▶ **AIM**
Locate each line containing the string "manager" and copy it out.

▶ **DATA SHOWN**
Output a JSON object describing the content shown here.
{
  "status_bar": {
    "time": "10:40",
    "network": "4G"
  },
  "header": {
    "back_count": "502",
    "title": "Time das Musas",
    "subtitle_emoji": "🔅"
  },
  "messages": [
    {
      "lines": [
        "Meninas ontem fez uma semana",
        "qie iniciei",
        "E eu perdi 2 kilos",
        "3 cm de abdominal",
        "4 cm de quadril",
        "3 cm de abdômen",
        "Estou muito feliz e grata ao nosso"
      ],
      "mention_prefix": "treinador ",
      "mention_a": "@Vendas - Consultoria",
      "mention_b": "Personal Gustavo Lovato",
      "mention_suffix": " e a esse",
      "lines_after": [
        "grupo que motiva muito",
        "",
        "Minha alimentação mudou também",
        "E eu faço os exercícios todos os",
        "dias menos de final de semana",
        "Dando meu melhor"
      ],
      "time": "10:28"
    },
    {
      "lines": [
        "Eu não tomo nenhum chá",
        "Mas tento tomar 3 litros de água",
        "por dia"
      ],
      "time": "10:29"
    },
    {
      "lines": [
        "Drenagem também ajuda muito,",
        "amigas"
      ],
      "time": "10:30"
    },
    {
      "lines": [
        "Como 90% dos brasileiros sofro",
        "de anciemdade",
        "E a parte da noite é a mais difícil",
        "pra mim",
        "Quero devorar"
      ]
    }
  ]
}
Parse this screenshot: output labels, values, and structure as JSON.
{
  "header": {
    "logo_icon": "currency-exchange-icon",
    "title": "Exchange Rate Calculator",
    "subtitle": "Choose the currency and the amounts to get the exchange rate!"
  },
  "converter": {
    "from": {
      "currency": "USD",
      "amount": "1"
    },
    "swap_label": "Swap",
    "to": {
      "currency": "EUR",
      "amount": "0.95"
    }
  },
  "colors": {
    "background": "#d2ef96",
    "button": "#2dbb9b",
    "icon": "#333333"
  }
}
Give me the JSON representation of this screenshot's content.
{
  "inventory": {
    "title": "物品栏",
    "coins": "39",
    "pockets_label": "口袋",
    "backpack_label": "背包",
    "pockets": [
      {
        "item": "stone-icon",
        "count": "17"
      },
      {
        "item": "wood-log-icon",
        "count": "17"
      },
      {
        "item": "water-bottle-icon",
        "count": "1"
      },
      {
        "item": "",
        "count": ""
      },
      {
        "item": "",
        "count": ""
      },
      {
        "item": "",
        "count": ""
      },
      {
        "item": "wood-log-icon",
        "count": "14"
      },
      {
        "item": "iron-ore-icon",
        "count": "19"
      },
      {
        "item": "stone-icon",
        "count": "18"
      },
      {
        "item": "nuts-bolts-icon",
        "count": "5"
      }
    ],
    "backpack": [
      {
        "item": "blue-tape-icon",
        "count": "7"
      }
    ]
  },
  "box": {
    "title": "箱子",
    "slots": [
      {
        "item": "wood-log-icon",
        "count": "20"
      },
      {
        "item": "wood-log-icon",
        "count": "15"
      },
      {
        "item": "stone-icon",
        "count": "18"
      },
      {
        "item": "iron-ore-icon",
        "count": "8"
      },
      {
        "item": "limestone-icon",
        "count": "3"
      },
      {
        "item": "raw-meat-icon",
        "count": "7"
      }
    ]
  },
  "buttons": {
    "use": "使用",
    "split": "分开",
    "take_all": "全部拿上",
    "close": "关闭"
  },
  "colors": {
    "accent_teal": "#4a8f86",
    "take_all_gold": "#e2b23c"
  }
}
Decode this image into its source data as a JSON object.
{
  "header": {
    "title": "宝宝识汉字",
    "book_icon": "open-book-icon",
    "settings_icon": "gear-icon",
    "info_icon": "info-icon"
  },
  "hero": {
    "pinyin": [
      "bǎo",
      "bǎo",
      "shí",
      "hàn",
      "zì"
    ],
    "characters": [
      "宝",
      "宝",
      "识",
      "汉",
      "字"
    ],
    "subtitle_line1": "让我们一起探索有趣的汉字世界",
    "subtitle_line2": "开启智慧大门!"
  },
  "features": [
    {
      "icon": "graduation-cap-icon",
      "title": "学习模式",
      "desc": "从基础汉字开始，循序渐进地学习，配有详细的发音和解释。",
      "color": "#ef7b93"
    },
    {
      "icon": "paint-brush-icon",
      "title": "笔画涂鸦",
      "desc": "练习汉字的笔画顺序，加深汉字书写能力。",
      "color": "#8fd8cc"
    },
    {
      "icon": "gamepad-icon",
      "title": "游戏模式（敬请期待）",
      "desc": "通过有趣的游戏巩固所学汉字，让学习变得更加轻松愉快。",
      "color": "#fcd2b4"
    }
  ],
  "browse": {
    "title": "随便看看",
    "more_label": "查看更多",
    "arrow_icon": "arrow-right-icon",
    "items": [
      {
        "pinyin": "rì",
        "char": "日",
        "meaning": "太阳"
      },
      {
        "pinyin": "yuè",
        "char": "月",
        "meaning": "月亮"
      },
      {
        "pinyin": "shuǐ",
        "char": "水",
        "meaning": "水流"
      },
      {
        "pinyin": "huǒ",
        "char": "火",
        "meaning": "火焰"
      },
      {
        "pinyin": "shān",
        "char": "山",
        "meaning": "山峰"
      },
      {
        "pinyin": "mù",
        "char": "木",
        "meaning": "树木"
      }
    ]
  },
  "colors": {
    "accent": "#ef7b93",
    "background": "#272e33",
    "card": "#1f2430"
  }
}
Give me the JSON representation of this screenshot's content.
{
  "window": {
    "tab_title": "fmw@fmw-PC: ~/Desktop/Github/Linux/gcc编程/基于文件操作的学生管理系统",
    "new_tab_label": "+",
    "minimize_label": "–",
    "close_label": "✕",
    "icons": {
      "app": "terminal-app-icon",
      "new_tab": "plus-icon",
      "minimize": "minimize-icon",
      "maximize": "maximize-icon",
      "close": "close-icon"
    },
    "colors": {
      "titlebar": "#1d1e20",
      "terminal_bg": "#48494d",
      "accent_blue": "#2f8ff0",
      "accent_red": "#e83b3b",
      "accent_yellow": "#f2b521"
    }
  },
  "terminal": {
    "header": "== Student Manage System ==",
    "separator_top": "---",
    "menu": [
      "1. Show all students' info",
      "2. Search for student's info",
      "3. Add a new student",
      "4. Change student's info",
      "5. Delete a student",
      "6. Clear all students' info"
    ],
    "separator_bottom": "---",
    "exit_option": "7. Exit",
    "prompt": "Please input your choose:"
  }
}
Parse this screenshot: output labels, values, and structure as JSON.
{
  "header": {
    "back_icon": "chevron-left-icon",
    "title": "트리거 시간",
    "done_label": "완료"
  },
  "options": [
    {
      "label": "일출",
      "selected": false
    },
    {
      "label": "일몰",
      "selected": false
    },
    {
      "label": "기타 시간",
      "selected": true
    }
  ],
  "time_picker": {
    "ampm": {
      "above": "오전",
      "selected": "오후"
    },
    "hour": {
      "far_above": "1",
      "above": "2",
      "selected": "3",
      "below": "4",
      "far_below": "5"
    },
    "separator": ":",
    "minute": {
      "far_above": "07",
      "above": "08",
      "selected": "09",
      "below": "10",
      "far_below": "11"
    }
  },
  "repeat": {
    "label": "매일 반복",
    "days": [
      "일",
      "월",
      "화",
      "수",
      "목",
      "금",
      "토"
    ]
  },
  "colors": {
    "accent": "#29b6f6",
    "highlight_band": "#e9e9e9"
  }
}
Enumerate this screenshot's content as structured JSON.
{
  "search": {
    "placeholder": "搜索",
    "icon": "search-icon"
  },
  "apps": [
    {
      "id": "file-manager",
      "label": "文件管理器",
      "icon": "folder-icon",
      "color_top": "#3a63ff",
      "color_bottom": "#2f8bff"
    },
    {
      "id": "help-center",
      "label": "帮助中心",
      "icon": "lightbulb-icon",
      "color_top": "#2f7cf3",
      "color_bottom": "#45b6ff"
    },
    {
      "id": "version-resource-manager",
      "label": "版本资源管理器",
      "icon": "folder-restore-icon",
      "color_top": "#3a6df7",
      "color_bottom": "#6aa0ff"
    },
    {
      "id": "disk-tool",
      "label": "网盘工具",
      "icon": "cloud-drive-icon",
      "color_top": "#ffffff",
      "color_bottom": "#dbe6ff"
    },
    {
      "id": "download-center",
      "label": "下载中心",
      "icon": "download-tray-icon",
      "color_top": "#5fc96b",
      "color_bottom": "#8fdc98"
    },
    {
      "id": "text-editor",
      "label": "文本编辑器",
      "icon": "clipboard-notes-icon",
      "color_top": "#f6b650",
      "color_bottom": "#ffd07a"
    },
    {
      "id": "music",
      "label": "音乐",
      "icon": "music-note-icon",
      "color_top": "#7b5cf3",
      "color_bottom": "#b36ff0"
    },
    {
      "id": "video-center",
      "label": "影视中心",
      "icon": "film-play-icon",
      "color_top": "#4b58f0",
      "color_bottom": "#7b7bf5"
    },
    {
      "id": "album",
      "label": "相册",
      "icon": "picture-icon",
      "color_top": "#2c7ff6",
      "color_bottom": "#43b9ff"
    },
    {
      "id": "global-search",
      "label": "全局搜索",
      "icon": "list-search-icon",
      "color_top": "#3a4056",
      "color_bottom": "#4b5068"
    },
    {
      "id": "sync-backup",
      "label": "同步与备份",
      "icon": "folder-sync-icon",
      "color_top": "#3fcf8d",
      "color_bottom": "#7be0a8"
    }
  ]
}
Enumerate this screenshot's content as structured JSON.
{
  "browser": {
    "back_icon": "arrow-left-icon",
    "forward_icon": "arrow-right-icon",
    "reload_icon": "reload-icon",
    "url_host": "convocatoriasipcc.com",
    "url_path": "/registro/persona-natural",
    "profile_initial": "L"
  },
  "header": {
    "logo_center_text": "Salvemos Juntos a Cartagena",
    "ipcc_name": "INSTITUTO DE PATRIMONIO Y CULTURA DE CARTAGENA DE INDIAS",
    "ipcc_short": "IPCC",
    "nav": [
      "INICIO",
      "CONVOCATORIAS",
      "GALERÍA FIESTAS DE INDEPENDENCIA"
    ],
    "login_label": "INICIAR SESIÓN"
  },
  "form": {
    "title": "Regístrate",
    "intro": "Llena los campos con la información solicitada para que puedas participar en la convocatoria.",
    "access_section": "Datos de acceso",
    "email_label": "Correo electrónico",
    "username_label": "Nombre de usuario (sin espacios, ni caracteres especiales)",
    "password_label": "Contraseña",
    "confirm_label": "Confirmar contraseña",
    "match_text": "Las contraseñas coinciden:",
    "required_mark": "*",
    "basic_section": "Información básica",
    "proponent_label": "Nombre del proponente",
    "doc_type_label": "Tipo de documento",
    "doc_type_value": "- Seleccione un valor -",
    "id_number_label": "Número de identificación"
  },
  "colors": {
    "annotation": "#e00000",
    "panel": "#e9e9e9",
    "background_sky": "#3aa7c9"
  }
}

▶ **EXPECTED OUTPUT**
      "id": "file-manager",
      "id": "version-resource-manager",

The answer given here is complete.